== WHAT TO DO ==
Gather every line from the entries below that includes "左祖右社".

== DATA SUPPLIED ==
——

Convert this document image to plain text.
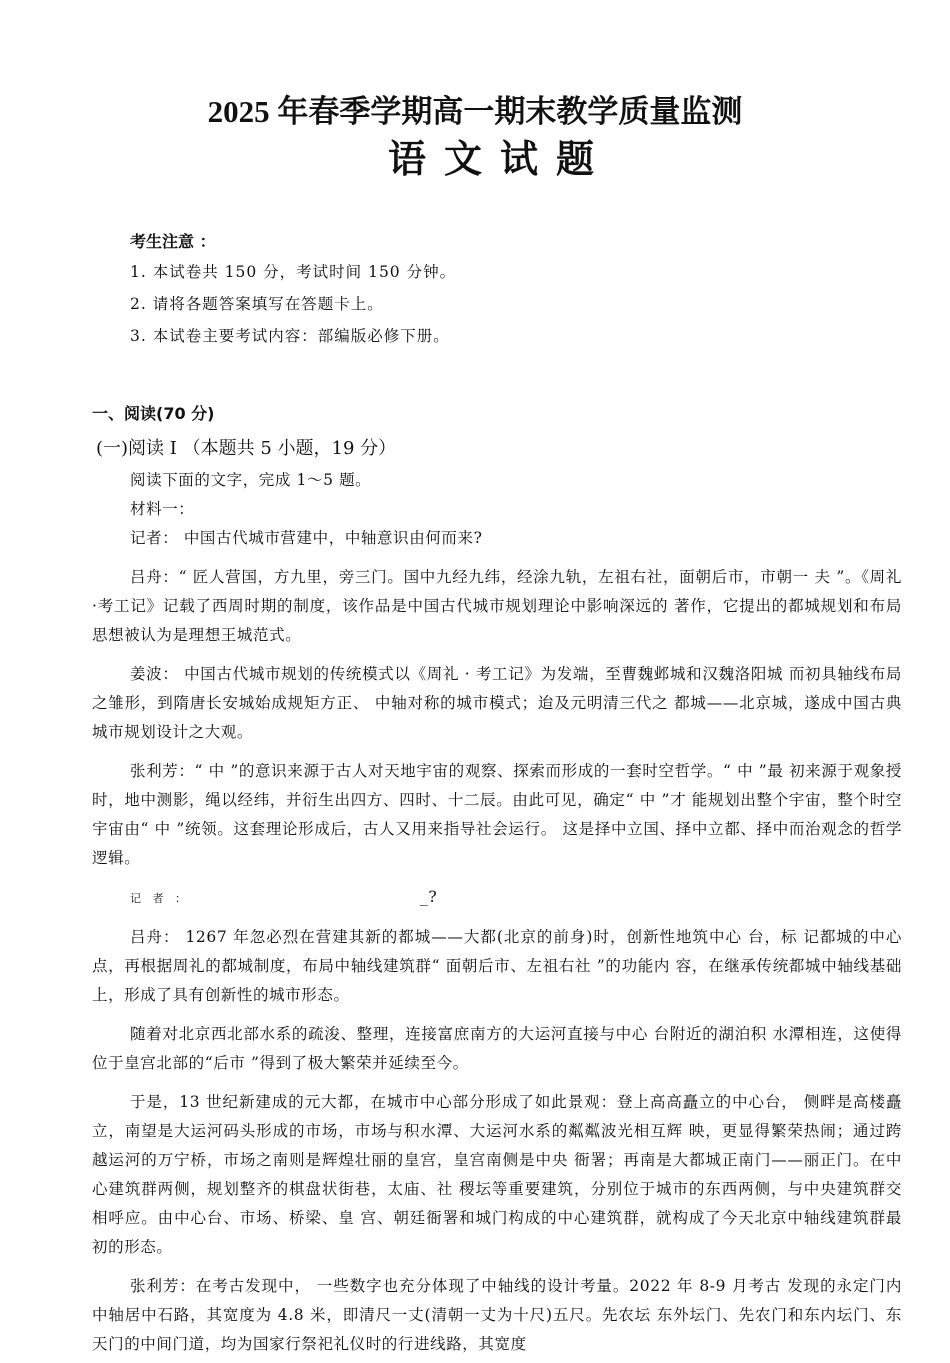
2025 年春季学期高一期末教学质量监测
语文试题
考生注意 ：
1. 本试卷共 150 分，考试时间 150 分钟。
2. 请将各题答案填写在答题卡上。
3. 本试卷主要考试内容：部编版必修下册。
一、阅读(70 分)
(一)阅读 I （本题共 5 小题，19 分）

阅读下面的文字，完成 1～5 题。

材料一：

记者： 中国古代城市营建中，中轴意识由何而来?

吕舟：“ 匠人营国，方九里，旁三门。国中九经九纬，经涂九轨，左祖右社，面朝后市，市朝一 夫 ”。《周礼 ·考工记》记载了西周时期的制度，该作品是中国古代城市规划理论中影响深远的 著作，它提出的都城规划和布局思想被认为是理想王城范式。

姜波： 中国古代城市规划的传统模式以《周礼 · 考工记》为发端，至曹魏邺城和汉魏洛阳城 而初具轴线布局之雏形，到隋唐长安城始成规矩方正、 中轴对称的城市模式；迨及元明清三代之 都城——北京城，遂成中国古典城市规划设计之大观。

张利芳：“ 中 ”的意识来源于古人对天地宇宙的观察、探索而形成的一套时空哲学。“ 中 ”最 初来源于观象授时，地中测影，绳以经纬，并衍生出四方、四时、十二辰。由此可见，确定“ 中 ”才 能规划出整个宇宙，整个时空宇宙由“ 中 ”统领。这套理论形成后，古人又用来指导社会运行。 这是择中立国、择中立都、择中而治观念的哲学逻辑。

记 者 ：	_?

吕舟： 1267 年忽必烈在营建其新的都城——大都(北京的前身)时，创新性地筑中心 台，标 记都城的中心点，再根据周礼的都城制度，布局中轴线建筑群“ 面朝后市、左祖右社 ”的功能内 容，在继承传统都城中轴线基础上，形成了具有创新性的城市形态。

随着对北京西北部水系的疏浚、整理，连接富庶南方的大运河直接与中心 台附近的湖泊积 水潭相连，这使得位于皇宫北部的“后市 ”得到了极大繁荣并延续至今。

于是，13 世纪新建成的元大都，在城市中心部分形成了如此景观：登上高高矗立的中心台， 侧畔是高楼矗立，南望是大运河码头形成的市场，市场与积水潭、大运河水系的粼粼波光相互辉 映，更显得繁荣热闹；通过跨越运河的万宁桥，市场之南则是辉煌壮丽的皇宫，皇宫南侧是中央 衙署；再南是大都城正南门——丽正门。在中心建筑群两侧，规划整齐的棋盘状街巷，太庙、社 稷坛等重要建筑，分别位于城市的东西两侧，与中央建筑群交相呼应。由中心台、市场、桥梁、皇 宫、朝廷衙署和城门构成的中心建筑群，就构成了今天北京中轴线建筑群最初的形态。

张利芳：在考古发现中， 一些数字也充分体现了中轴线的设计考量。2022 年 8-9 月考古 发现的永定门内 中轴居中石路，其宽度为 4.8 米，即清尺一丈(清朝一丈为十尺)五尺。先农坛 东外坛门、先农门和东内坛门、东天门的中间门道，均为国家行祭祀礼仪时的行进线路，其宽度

——

== SOLUTION TO THIS EXERCISE ==
吕舟：“ 匠人营国，方九里，旁三门。国中九经九纬，经涂九轨，左祖右社，面朝后市，市朝一 夫 ”。《周礼 ·考工记》记载了西周时期的制度，该作品是中国古代城市规划理论中影响深远的 著作，它提出的都城规划和布局思想被认为是理想王城范式。
吕舟： 1267 年忽必烈在营建其新的都城——大都(北京的前身)时，创新性地筑中心 台，标 记都城的中心点，再根据周礼的都城制度，布局中轴线建筑群“ 面朝后市、左祖右社 ”的功能内 容，在继承传统都城中轴线基础上，形成了具有创新性的城市形态。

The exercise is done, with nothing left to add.